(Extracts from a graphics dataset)
·····
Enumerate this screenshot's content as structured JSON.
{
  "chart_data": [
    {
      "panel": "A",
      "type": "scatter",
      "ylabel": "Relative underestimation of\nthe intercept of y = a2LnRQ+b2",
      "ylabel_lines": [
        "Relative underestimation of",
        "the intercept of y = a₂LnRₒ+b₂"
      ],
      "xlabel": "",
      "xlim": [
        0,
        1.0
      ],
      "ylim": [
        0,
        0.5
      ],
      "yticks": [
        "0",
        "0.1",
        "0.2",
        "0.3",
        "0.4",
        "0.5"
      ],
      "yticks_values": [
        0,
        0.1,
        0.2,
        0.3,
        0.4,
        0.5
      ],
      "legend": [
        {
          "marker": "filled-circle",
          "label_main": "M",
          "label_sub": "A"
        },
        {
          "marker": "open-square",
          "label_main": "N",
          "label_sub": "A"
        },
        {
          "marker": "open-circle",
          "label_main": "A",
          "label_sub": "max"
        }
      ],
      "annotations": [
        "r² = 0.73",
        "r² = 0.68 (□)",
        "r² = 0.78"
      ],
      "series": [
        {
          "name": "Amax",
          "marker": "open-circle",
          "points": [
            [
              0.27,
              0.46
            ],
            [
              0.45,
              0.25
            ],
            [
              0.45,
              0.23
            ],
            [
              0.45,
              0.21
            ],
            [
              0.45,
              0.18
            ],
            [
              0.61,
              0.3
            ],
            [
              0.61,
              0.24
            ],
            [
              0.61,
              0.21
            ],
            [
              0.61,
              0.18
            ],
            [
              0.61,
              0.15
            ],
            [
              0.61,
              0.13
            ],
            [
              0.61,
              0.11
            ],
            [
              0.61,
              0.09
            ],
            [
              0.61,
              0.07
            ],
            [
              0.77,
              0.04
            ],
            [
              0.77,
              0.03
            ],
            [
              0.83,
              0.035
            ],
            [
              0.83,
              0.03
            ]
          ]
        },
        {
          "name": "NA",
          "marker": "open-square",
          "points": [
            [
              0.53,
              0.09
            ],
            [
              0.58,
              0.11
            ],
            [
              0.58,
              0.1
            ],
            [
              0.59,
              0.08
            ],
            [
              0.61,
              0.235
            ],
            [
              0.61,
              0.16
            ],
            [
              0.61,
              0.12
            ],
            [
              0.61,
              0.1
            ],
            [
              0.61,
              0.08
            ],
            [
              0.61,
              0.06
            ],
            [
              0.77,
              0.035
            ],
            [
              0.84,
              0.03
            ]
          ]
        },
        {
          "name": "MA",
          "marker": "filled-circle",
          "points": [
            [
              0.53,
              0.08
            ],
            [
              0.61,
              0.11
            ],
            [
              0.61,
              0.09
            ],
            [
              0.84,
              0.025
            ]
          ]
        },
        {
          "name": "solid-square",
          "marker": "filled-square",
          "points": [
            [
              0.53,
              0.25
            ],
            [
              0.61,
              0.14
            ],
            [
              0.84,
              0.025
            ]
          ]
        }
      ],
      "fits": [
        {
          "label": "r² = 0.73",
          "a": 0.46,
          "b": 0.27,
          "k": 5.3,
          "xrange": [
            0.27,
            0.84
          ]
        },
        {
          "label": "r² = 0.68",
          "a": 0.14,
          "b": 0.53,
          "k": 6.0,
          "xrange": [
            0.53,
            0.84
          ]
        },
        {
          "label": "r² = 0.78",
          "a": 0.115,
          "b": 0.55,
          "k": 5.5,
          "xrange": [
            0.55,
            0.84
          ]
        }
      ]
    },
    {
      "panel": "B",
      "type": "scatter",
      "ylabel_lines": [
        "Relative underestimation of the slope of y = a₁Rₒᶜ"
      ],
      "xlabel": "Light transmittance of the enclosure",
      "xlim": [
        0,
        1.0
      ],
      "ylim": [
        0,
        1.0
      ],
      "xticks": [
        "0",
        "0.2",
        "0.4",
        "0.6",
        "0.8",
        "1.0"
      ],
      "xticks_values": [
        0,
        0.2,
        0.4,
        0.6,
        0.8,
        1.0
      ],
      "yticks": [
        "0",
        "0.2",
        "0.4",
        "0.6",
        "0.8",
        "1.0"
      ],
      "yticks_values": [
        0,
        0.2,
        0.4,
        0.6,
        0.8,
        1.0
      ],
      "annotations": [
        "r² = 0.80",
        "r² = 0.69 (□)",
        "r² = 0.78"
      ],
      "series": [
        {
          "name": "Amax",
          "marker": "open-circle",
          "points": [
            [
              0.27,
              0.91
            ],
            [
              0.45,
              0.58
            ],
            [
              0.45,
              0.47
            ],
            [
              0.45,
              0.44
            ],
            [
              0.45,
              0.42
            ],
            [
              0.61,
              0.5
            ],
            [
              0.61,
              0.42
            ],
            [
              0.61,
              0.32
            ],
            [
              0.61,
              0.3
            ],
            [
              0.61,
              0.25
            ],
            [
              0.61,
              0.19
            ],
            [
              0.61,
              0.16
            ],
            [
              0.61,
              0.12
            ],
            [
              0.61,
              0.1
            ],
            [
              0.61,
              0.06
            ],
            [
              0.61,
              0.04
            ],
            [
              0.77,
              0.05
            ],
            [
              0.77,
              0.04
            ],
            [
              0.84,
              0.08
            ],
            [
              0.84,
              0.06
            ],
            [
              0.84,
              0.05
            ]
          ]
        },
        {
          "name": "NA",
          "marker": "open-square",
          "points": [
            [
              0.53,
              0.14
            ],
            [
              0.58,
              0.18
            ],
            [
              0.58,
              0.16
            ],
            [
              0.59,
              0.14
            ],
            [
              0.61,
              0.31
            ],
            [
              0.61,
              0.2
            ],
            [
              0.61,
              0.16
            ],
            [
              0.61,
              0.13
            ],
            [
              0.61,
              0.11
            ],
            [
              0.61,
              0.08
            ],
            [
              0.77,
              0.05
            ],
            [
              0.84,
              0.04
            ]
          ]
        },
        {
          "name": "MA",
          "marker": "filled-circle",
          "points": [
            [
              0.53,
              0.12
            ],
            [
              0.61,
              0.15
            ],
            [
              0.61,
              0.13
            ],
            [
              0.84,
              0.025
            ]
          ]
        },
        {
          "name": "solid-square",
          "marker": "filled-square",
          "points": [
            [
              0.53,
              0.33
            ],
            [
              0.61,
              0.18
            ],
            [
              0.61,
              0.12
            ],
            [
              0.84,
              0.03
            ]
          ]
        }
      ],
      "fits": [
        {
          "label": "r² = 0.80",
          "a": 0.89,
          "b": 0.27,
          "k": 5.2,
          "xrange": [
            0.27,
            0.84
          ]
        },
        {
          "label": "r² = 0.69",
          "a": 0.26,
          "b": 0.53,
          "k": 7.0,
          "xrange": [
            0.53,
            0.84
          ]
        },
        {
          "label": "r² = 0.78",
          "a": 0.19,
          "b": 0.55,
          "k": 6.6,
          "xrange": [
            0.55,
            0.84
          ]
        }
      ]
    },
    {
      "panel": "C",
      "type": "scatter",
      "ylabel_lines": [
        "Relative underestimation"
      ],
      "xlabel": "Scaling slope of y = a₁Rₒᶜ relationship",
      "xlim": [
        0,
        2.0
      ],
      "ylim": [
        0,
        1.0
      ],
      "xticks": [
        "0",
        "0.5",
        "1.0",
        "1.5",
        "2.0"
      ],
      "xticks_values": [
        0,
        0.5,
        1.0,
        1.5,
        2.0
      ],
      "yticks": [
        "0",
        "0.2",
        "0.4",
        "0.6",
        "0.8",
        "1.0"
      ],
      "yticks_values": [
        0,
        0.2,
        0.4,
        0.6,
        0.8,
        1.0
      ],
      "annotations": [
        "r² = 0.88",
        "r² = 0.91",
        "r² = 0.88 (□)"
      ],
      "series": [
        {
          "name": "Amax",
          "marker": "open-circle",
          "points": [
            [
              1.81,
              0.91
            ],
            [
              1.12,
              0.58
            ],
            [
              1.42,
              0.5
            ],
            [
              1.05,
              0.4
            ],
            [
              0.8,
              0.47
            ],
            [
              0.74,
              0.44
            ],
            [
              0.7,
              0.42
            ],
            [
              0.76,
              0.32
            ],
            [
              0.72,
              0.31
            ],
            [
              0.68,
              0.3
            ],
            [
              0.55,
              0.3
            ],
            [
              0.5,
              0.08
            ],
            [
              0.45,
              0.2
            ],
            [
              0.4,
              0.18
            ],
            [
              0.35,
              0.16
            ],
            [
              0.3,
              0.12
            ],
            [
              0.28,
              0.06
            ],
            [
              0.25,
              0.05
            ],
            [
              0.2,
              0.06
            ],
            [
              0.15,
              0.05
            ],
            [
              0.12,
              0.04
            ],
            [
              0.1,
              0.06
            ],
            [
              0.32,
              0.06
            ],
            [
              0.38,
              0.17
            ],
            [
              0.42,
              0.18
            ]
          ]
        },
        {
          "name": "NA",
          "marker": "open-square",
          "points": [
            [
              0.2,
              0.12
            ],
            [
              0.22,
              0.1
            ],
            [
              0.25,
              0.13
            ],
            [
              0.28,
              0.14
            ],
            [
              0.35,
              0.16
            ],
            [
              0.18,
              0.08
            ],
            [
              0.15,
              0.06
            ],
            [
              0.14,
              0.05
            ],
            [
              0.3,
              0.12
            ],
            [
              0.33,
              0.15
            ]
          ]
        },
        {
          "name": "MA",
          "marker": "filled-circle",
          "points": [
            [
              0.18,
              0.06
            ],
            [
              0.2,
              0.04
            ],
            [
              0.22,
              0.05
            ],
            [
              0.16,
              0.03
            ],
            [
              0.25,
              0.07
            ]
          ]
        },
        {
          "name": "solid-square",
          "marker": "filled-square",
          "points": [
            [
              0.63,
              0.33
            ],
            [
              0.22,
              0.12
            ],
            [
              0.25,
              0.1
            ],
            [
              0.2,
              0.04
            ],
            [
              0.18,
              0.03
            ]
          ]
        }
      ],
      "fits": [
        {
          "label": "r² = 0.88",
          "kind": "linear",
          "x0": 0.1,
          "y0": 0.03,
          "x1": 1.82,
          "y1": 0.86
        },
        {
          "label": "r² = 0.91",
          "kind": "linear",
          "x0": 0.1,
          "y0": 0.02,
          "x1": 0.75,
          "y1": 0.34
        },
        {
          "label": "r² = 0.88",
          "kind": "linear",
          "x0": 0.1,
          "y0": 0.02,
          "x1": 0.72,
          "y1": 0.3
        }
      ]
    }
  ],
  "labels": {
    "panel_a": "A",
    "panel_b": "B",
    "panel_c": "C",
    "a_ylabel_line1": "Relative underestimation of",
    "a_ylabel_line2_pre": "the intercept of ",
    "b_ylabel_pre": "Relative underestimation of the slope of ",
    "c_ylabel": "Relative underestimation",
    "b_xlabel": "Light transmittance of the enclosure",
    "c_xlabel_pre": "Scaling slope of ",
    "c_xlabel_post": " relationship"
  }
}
·····
▶ Problem description
Report all lines of the data that include the word "slope".

▶ Written response
        "Relative underestimation of the slope of y = a₁Rₒᶜ"
      "xlabel": "Scaling slope of y = a₁Rₒᶜ relationship",
    "b_ylabel_pre": "Relative underestimation of the slope of ",
    "c_xlabel_pre": "Scaling slope of ",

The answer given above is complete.